For the entries below, how many lines include the word "resolution"? Give the figure and nothing more.

━━━ Given records ━━━

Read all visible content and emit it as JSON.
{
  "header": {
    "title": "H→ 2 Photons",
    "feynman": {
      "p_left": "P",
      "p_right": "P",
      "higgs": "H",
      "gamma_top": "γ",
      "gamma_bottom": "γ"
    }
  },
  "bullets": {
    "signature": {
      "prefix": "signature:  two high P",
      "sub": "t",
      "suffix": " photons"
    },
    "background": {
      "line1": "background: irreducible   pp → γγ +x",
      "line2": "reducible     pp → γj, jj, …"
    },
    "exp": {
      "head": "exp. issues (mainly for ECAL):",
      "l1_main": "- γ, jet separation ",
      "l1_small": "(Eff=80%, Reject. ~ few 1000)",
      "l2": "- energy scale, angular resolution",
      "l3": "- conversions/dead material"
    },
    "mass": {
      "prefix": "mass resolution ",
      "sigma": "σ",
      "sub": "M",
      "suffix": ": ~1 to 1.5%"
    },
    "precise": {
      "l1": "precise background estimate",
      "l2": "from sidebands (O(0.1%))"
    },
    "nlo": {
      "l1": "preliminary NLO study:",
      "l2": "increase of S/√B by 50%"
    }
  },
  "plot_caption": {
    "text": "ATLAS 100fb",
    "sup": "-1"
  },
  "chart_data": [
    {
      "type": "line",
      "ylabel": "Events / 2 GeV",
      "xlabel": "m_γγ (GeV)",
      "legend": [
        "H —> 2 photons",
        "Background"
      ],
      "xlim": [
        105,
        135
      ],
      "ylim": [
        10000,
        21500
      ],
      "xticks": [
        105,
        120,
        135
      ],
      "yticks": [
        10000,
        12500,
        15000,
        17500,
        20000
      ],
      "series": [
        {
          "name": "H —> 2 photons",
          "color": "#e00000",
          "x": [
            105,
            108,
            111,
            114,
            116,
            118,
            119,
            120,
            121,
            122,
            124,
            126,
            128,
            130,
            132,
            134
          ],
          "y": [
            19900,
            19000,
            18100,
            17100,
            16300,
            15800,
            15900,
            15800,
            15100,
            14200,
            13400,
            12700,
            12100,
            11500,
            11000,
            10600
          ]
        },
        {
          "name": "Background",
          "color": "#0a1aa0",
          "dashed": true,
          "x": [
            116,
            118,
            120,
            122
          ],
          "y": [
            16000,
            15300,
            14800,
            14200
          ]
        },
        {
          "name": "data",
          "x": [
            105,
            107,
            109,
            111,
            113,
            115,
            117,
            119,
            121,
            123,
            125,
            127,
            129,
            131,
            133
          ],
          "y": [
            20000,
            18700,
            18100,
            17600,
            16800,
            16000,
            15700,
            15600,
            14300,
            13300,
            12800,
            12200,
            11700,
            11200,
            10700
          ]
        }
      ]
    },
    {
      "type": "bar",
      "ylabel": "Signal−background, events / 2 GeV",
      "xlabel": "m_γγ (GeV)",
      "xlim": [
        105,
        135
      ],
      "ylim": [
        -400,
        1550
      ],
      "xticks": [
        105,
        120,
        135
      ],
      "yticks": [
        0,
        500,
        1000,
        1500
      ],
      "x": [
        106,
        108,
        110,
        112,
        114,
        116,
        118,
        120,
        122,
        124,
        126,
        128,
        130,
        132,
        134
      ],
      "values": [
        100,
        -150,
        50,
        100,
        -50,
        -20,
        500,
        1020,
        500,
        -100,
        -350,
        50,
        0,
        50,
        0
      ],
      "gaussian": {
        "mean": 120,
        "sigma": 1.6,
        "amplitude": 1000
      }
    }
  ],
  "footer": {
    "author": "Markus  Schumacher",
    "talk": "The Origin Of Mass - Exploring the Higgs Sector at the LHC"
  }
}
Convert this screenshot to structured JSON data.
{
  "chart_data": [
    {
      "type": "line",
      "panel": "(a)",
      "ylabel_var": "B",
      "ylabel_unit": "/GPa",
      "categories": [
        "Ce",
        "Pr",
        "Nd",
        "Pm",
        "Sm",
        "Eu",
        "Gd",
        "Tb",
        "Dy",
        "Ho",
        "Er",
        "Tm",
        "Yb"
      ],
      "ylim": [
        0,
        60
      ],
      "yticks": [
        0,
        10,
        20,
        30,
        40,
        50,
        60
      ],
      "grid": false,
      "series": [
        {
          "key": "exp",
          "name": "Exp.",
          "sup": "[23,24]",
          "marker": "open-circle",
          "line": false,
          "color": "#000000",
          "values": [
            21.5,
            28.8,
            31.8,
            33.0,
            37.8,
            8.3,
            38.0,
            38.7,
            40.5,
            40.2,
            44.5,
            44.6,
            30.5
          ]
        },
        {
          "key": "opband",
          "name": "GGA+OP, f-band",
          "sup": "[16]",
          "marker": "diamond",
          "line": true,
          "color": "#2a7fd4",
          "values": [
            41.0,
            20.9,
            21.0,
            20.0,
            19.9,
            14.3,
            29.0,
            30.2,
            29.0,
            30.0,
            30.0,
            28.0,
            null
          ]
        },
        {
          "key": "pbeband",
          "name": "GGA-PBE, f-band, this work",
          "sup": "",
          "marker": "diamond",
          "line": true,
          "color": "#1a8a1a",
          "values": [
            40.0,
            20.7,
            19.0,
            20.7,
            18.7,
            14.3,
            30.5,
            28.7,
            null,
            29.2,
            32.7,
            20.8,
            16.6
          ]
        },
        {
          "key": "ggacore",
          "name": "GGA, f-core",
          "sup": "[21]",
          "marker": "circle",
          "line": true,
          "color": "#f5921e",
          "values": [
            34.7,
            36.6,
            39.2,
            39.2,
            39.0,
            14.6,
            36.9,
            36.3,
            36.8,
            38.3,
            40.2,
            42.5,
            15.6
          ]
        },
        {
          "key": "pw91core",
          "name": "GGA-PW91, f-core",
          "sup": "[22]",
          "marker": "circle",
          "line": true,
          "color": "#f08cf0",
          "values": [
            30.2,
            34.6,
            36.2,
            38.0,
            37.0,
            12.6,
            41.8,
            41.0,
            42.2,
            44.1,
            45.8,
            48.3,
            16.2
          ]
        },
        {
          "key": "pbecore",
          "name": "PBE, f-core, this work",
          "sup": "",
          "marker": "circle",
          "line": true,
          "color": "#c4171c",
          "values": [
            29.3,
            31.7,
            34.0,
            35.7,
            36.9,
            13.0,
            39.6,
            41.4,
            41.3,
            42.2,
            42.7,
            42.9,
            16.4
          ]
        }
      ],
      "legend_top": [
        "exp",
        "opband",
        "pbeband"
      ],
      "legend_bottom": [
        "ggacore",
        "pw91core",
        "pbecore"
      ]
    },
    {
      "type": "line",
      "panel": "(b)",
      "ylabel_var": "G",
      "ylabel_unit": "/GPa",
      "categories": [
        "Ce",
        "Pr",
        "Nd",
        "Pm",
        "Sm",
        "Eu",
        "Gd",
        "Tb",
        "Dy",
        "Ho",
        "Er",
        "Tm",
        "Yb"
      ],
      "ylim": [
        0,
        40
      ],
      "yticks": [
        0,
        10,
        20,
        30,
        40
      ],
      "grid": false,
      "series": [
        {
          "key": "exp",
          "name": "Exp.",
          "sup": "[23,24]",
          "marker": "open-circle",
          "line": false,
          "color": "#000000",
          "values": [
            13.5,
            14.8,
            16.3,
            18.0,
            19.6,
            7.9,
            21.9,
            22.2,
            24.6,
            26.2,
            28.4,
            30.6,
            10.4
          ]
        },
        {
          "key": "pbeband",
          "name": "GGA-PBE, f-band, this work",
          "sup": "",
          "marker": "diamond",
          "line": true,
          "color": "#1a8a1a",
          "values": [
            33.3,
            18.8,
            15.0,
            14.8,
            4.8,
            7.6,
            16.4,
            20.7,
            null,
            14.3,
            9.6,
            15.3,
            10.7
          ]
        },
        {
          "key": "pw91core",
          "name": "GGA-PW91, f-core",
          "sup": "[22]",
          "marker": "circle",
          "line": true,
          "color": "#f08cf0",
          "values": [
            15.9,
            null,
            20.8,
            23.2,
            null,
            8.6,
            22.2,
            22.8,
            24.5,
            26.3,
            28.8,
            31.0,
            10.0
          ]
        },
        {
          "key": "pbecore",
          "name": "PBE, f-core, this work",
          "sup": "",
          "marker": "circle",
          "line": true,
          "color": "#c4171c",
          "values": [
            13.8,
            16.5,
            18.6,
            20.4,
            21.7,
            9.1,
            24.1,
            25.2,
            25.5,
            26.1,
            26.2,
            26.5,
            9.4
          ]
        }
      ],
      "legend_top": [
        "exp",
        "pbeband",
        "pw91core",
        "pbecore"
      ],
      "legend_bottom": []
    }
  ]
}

━━━

> [Solution for this problem] 2